Boston Globe
Housing: Moderate improvement in Boston market
The Boston-area housing market will continue to improve in 2013 with sales increasing and home values stabilizing – especially in higher priced neighborhoods.
As a sign of increasing confidence, more sellers will put properties on the market while developers build new condominiums, apartments, and single-family homes. But even with this additional supply, the overall inventory will remain low, holding back sales. Few expect a boom in prices, especially in areas that are farther away from Boston and its amenities.
Barry Bluestone, director of the Dukakis Center for Urban and Regional Policy at the Northeastern University School of Public Policy and Urban Affairs, said the condo market in and around Boston showed some strength this year as prices climbed. He said he expected condo prices to rise modestly in 2013. Demand for single family homes should also increase modestly next year, Bluestone said.

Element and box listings
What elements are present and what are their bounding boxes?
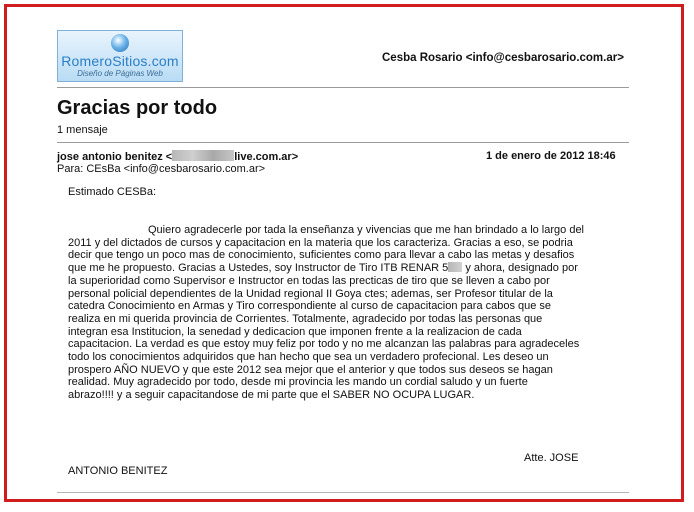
email-subject: Gracias por todo bbox=[57, 97, 218, 119]
body-line: prospero AÑO NUEVO y que este 2012 sea mejor que el anterior y que todos sus deseos se hagan bbox=[68, 363, 553, 376]
from-domain: live.com.ar> bbox=[234, 151, 299, 163]
redacted-email bbox=[172, 150, 234, 161]
body-line: capacitacion. La verdad es que estoy muy feliz por todo y no me alcanzan las palabras para agradeceles bbox=[68, 338, 580, 351]
body-line: catedra Conocimiento en Armas y Tiro correspondiente al curso de capacitacion para cabos que se bbox=[68, 300, 552, 313]
body-line: todo los conocimientos adquiridos que han hecho que sea un verdadero profecional. Les deseo un bbox=[68, 351, 549, 364]
footer-divider bbox=[57, 492, 629, 493]
email-to: Para: CEsBa <info@cesbarosario.com.ar> bbox=[57, 163, 266, 175]
romerositios-logo bbox=[57, 30, 183, 82]
body-line-part: y ahora, designado por bbox=[465, 262, 578, 275]
logo-tagline: Diseño de Páginas Web bbox=[77, 69, 163, 78]
email-body bbox=[68, 224, 628, 402]
email-greeting: Estimado CESBa: bbox=[68, 186, 157, 198]
redacted-number bbox=[448, 262, 462, 272]
email-signature: ANTONIO BENITEZ bbox=[68, 465, 168, 477]
globe-icon bbox=[111, 34, 129, 52]
email-from bbox=[57, 150, 298, 163]
body-line: la superioridad como Supervisor e Instructor en todas las precticas de tiro que se lleven a cabo por bbox=[68, 274, 550, 287]
body-line: Quiero agradecerle por tada la enseñanza y vivencias que me han brindado a lo largo del bbox=[148, 224, 585, 236]
body-line: personal policial dependientes de la Unidad regional II Goya ctes; ademas, ser Profesor titular de la bbox=[68, 287, 553, 300]
header-divider bbox=[57, 87, 629, 88]
message-count: 1 mensaje bbox=[57, 124, 108, 136]
body-line bbox=[68, 262, 628, 275]
body-line: abrazo!!!! y a seguir capacitandose de mi parte que el SABER NO OCUPA LUGAR. bbox=[68, 389, 475, 402]
email-date: 1 de enero de 2012 18:46 bbox=[486, 150, 616, 162]
email-closing: Atte. JOSE bbox=[524, 452, 579, 464]
body-line: 2011 y del dictados de cursos y capacitacion en la materia que los caracteriza. Gracias a eso, se podria bbox=[68, 236, 573, 249]
logo-name: RomeroSitios.com bbox=[61, 53, 179, 69]
body-line-part: que me he propuesto. Gracias a Ustedes, soy Instructor de Tiro ITB RENAR 5 bbox=[68, 262, 449, 275]
from-name: jose antonio benitez < bbox=[57, 151, 173, 163]
body-line: realiza en mi querida provincia de Corrientes. Totalmente, agradecido por todas las personas que bbox=[68, 312, 543, 325]
body-line: decir que tengo un poco mas de conocimiento, suficientes como para llevar a cabo las metas y desafios bbox=[68, 249, 575, 262]
account-sender: Cesba Rosario <info@cesbarosario.com.ar> bbox=[382, 52, 624, 64]
body-line: integran esa Institucion, la senedad y dedicacion que imponen frente a la realizacion de cada bbox=[68, 325, 522, 338]
body-line: realidad. Muy agradecido por todo, desde mi provincia les mando un cordial saludo y un fuerte bbox=[68, 376, 528, 389]
subject-divider bbox=[57, 142, 629, 143]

### THINGS TO DO
1) In the Boston housing text, how did Barry Bluestone expect condo prices to change in 2013?
2) From the entries, copy word for word the lines starting at the line that contains "email-subject: Gracias por" and stopping after the line that contains "body-line: catedra Conocimiento".

### SOLUTION LIST
1) He expected them to rise modestly.

2)
email-subject: Gracias por todo bbox=[57, 97, 218, 119]
body-line: prospero AÑO NUEVO y que este 2012 sea mejor que el anterior y que todos sus deseos se hagan bbox=[68, 363, 553, 376]
from-domain: live.com.ar> bbox=[234, 151, 299, 163]
redacted-email bbox=[172, 150, 234, 161]
body-line: capacitacion. La verdad es que estoy muy feliz por todo y no me alcanzan las palabras para agradeceles bbox=[68, 338, 580, 351]
body-line: catedra Conocimiento en Armas y Tiro correspondiente al curso de capacitacion para cabos que se bbox=[68, 300, 552, 313]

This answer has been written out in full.